▶ EXTRACTED RECORDS:
· · · · ·

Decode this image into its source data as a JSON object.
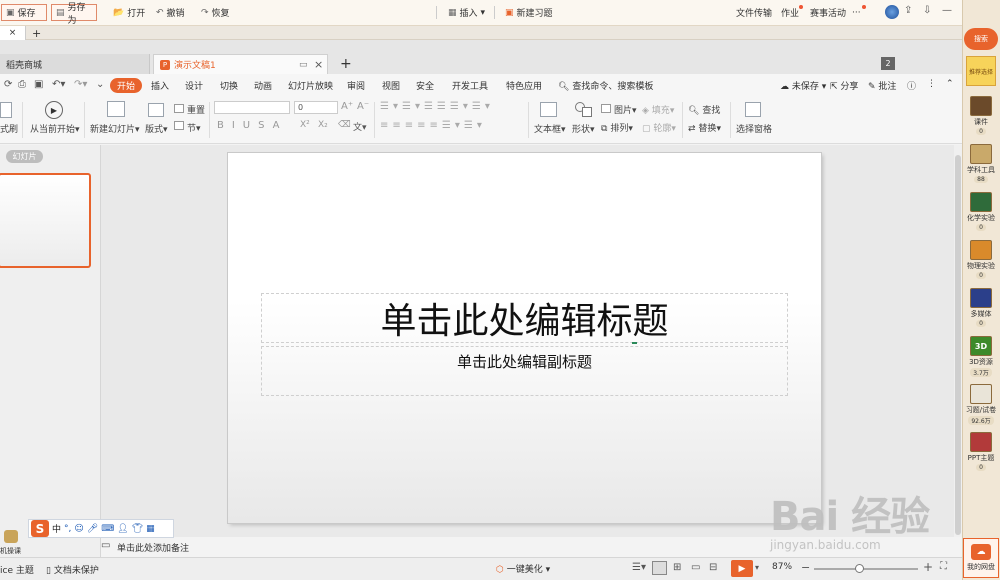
{
  "topbar": {
    "save": "保存",
    "save_as": "另存为",
    "open": "打开",
    "undo": "撤销",
    "redo": "恢复",
    "insert": "插入",
    "new_question": "新建习题",
    "file_transfer": "文件传输",
    "homework": "作业",
    "events": "赛事活动",
    "more": "···"
  },
  "doc_tabs": {
    "store": "稻壳商城",
    "doc": "演示文稿1",
    "count": "2"
  },
  "menu": {
    "items": [
      "开始",
      "插入",
      "设计",
      "切换",
      "动画",
      "幻灯片放映",
      "审阅",
      "视图",
      "安全",
      "开发工具",
      "特色应用"
    ],
    "search": "查找命令、搜索模板",
    "unsaved": "未保存",
    "share": "分享",
    "comment": "批注"
  },
  "ribbon": {
    "format_brush": "式刷",
    "from_current": "从当前开始",
    "new_slide": "新建幻灯片",
    "layout": "版式",
    "reset": "重置",
    "section": "节",
    "font_size": "0",
    "text_box": "文本框",
    "shape": "形状",
    "picture": "图片",
    "fill": "填充",
    "arrange": "排列",
    "outline": "轮廓",
    "find": "查找",
    "replace": "替换",
    "select_pane": "选择窗格",
    "wen": "文"
  },
  "slides_panel": {
    "tab": "幻灯片"
  },
  "slide": {
    "title": "单击此处编辑标题",
    "subtitle": "单击此处编辑副标题"
  },
  "notes": {
    "placeholder": "单击此处添加备注"
  },
  "status": {
    "theme": "ice 主题",
    "protect": "文档未保护",
    "beautify": "一键美化",
    "zoom": "87%"
  },
  "ime": {
    "logo": "S",
    "mode": "中"
  },
  "left_widget": {
    "label": "机操课"
  },
  "right_sidebar": {
    "search": "搜索",
    "items": [
      {
        "label": "课件",
        "count": "0",
        "color": "#6b4a2a"
      },
      {
        "label": "学科工具",
        "count": "88",
        "color": "#c9a96a"
      },
      {
        "label": "化学实验",
        "count": "0",
        "color": "#2f6b3a"
      },
      {
        "label": "物理实验",
        "count": "0",
        "color": "#d98a2b"
      },
      {
        "label": "多媒体",
        "count": "0",
        "color": "#2b3f8a"
      },
      {
        "label": "3D资源",
        "count": "3.7万",
        "color": "#3d8a2a"
      },
      {
        "label": "习题/试卷",
        "count": "92.6万",
        "color": "#e9e4d8"
      },
      {
        "label": "PPT主题",
        "count": "0",
        "color": "#b23a3a"
      }
    ],
    "top_item": "推荐选择",
    "bottom": "我的网盘"
  },
  "watermark": {
    "big": "Bai 经验",
    "small": "jingyan.baidu.com"
  }
}
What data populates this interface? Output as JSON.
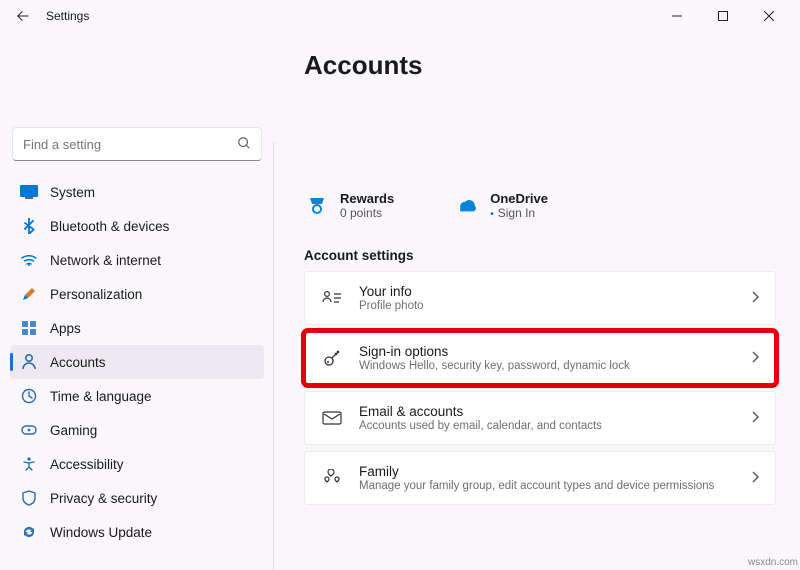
{
  "window": {
    "title": "Settings"
  },
  "search": {
    "placeholder": "Find a setting"
  },
  "sidebar": {
    "items": [
      {
        "label": "System"
      },
      {
        "label": "Bluetooth & devices"
      },
      {
        "label": "Network & internet"
      },
      {
        "label": "Personalization"
      },
      {
        "label": "Apps"
      },
      {
        "label": "Accounts"
      },
      {
        "label": "Time & language"
      },
      {
        "label": "Gaming"
      },
      {
        "label": "Accessibility"
      },
      {
        "label": "Privacy & security"
      },
      {
        "label": "Windows Update"
      }
    ]
  },
  "main": {
    "title": "Accounts",
    "rewards": {
      "title": "Rewards",
      "sub": "0 points"
    },
    "onedrive": {
      "title": "OneDrive",
      "sub": "Sign In"
    },
    "section_heading": "Account settings",
    "rows": [
      {
        "title": "Your info",
        "sub": "Profile photo"
      },
      {
        "title": "Sign-in options",
        "sub": "Windows Hello, security key, password, dynamic lock"
      },
      {
        "title": "Email & accounts",
        "sub": "Accounts used by email, calendar, and contacts"
      },
      {
        "title": "Family",
        "sub": "Manage your family group, edit account types and device permissions"
      }
    ]
  },
  "watermark": "wsxdn.com"
}
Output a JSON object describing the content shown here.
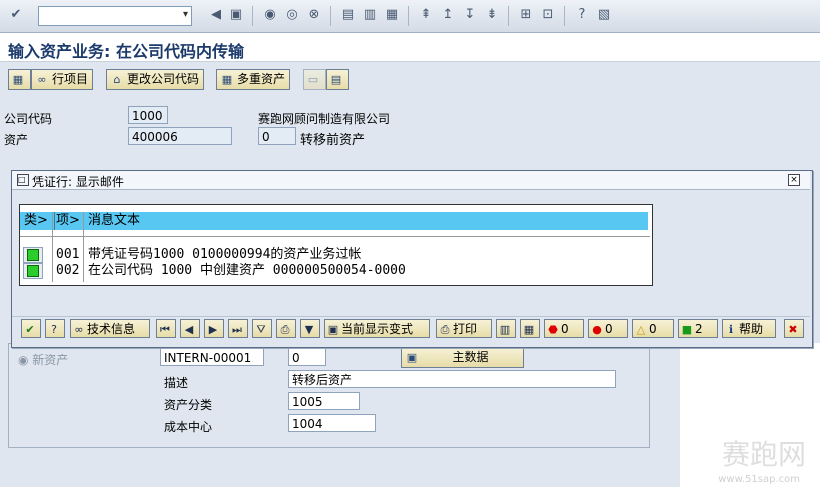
{
  "title": "输入资产业务: 在公司代码内传输",
  "app_toolbar": {
    "line_items": "行项目",
    "change_company_code": "更改公司代码",
    "multiple_assets": "多重资产"
  },
  "header": {
    "company_code_label": "公司代码",
    "company_code_value": "1000",
    "company_name": "赛跑网顾问制造有限公司",
    "asset_label": "资产",
    "asset_value": "400006",
    "sub_number": "0",
    "asset_desc": "转移前资产"
  },
  "popup": {
    "title": "凭证行: 显示邮件",
    "col_type": "类",
    "col_item": "项",
    "col_text": "消息文本",
    "messages": [
      {
        "item": "001",
        "text": "带凭证号码1000 0100000994的资产业务过帐",
        "status": "green"
      },
      {
        "item": "002",
        "text": "在公司代码 1000 中创建资产 000000500054-0000",
        "status": "green"
      }
    ],
    "toolbar": {
      "tech_info": "技术信息",
      "current_layout": "当前显示变式",
      "print": "打印",
      "stop_count": "0",
      "error_count": "0",
      "warning_count": "0",
      "success_count": "2",
      "help": "帮助"
    }
  },
  "lower": {
    "new_asset_label": "新资产",
    "new_asset_value": "INTERN-00001",
    "new_sub_number": "0",
    "master_data_btn": "主数据",
    "desc_label": "描述",
    "desc_value": "转移后资产",
    "asset_class_label": "资产分类",
    "asset_class_value": "1005",
    "cost_center_label": "成本中心",
    "cost_center_value": "1004"
  },
  "watermark": "赛跑网",
  "watermark_url": "www.51sap.com",
  "colors": {
    "header_blue": "#58c7f2",
    "title": "#1b3a6b",
    "success": "#2dcc2d"
  }
}
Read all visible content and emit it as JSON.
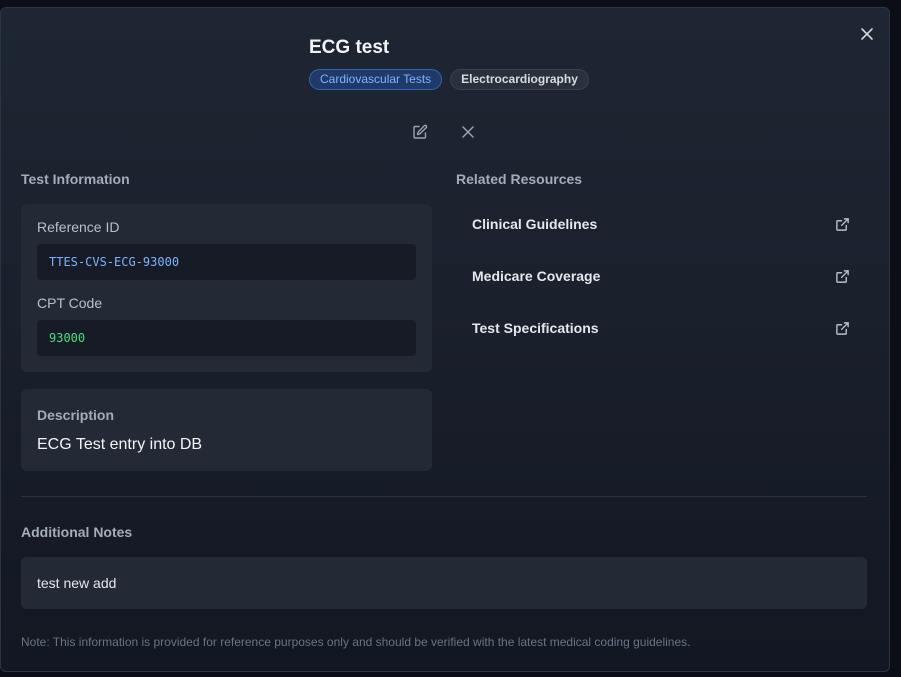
{
  "header": {
    "title": "ECG test",
    "badges": [
      "Cardiovascular Tests",
      "Electrocardiography"
    ]
  },
  "test_info": {
    "section_title": "Test Information",
    "reference_id_label": "Reference ID",
    "reference_id_value": "TTES-CVS-ECG-93000",
    "cpt_code_label": "CPT Code",
    "cpt_code_value": "93000",
    "description_label": "Description",
    "description_value": "ECG Test entry into DB"
  },
  "resources": {
    "section_title": "Related Resources",
    "items": [
      "Clinical Guidelines",
      "Medicare Coverage",
      "Test Specifications"
    ]
  },
  "notes": {
    "section_title": "Additional Notes",
    "value": "test new add"
  },
  "footnote": "Note: This information is provided for reference purposes only and should be verified with the latest medical coding guidelines.",
  "colors": {
    "accent_blue": "#7fb2ff",
    "code_green": "#4ade80",
    "background": "#1a202c"
  }
}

· · · · ·

▶ TO DO:
Nothing but the lines from the one holding "Read all visible content and emit it as JSON." to the end of the entries above should be echoed, exactly and with both ends included; omit the pictures.

▶ THE COMPLETED TASK:
Read all visible content and emit it as JSON.
{
  "header": {
    "title": "ECG test",
    "badges": [
      "Cardiovascular Tests",
      "Electrocardiography"
    ]
  },
  "test_info": {
    "section_title": "Test Information",
    "reference_id_label": "Reference ID",
    "reference_id_value": "TTES-CVS-ECG-93000",
    "cpt_code_label": "CPT Code",
    "cpt_code_value": "93000",
    "description_label": "Description",
    "description_value": "ECG Test entry into DB"
  },
  "resources": {
    "section_title": "Related Resources",
    "items": [
      "Clinical Guidelines",
      "Medicare Coverage",
      "Test Specifications"
    ]
  },
  "notes": {
    "section_title": "Additional Notes",
    "value": "test new add"
  },
  "footnote": "Note: This information is provided for reference purposes only and should be verified with the latest medical coding guidelines.",
  "colors": {
    "accent_blue": "#7fb2ff",
    "code_green": "#4ade80",
    "background": "#1a202c"
  }
}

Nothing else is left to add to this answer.